Data for the task:
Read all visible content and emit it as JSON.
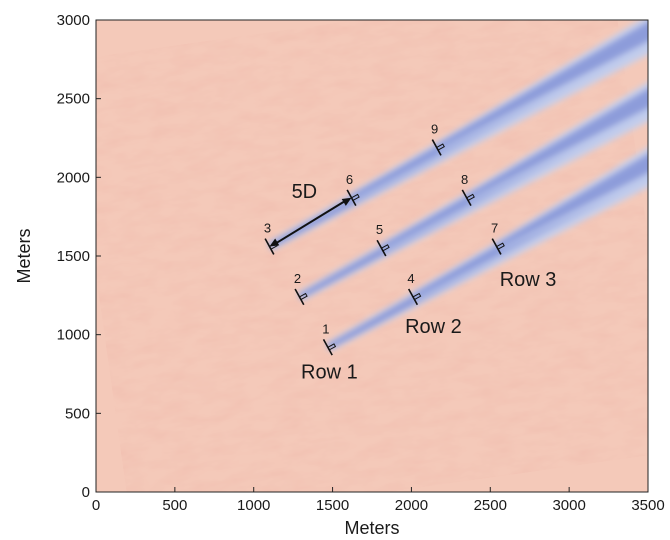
{
  "chart_data": {
    "type": "heatmap",
    "xlabel": "Meters",
    "ylabel": "Meters",
    "xlim": [
      0,
      3500
    ],
    "ylim": [
      0,
      3000
    ],
    "x_ticks": [
      0,
      500,
      1000,
      1500,
      2000,
      2500,
      3000,
      3500
    ],
    "y_ticks": [
      0,
      500,
      1000,
      1500,
      2000,
      2500,
      3000
    ],
    "background_color": "#f4c9b9",
    "wake_color": "#7e8ed4",
    "wind_direction_slope": 0.55,
    "turbines": [
      {
        "id": "1",
        "x": 1470,
        "y": 920
      },
      {
        "id": "2",
        "x": 1290,
        "y": 1240
      },
      {
        "id": "3",
        "x": 1100,
        "y": 1560
      },
      {
        "id": "4",
        "x": 2010,
        "y": 1240
      },
      {
        "id": "5",
        "x": 1810,
        "y": 1550
      },
      {
        "id": "6",
        "x": 1620,
        "y": 1870
      },
      {
        "id": "7",
        "x": 2540,
        "y": 1560
      },
      {
        "id": "8",
        "x": 2350,
        "y": 1870
      },
      {
        "id": "9",
        "x": 2160,
        "y": 2190
      }
    ],
    "row_labels": [
      {
        "text": "Row 1",
        "x": 1300,
        "y": 720
      },
      {
        "text": "Row 2",
        "x": 1960,
        "y": 1010
      },
      {
        "text": "Row 3",
        "x": 2560,
        "y": 1310
      }
    ],
    "distance_annotation": {
      "text": "5D",
      "from": [
        1100,
        1560
      ],
      "to": [
        1620,
        1870
      ],
      "label_x": 1240,
      "label_y": 1870
    }
  }
}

Exercise prompt: Your task is to transcribe all of the records precisely, with no images included.

Exercise response:
Read all visible content and emit it as JSON.
{
  "chart_data": {
    "type": "heatmap",
    "xlabel": "Meters",
    "ylabel": "Meters",
    "xlim": [
      0,
      3500
    ],
    "ylim": [
      0,
      3000
    ],
    "x_ticks": [
      0,
      500,
      1000,
      1500,
      2000,
      2500,
      3000,
      3500
    ],
    "y_ticks": [
      0,
      500,
      1000,
      1500,
      2000,
      2500,
      3000
    ],
    "background_color": "#f4c9b9",
    "wake_color": "#7e8ed4",
    "wind_direction_slope": 0.55,
    "turbines": [
      {
        "id": "1",
        "x": 1470,
        "y": 920
      },
      {
        "id": "2",
        "x": 1290,
        "y": 1240
      },
      {
        "id": "3",
        "x": 1100,
        "y": 1560
      },
      {
        "id": "4",
        "x": 2010,
        "y": 1240
      },
      {
        "id": "5",
        "x": 1810,
        "y": 1550
      },
      {
        "id": "6",
        "x": 1620,
        "y": 1870
      },
      {
        "id": "7",
        "x": 2540,
        "y": 1560
      },
      {
        "id": "8",
        "x": 2350,
        "y": 1870
      },
      {
        "id": "9",
        "x": 2160,
        "y": 2190
      }
    ],
    "row_labels": [
      {
        "text": "Row 1",
        "x": 1300,
        "y": 720
      },
      {
        "text": "Row 2",
        "x": 1960,
        "y": 1010
      },
      {
        "text": "Row 3",
        "x": 2560,
        "y": 1310
      }
    ],
    "distance_annotation": {
      "text": "5D",
      "from": [
        1100,
        1560
      ],
      "to": [
        1620,
        1870
      ],
      "label_x": 1240,
      "label_y": 1870
    }
  }
}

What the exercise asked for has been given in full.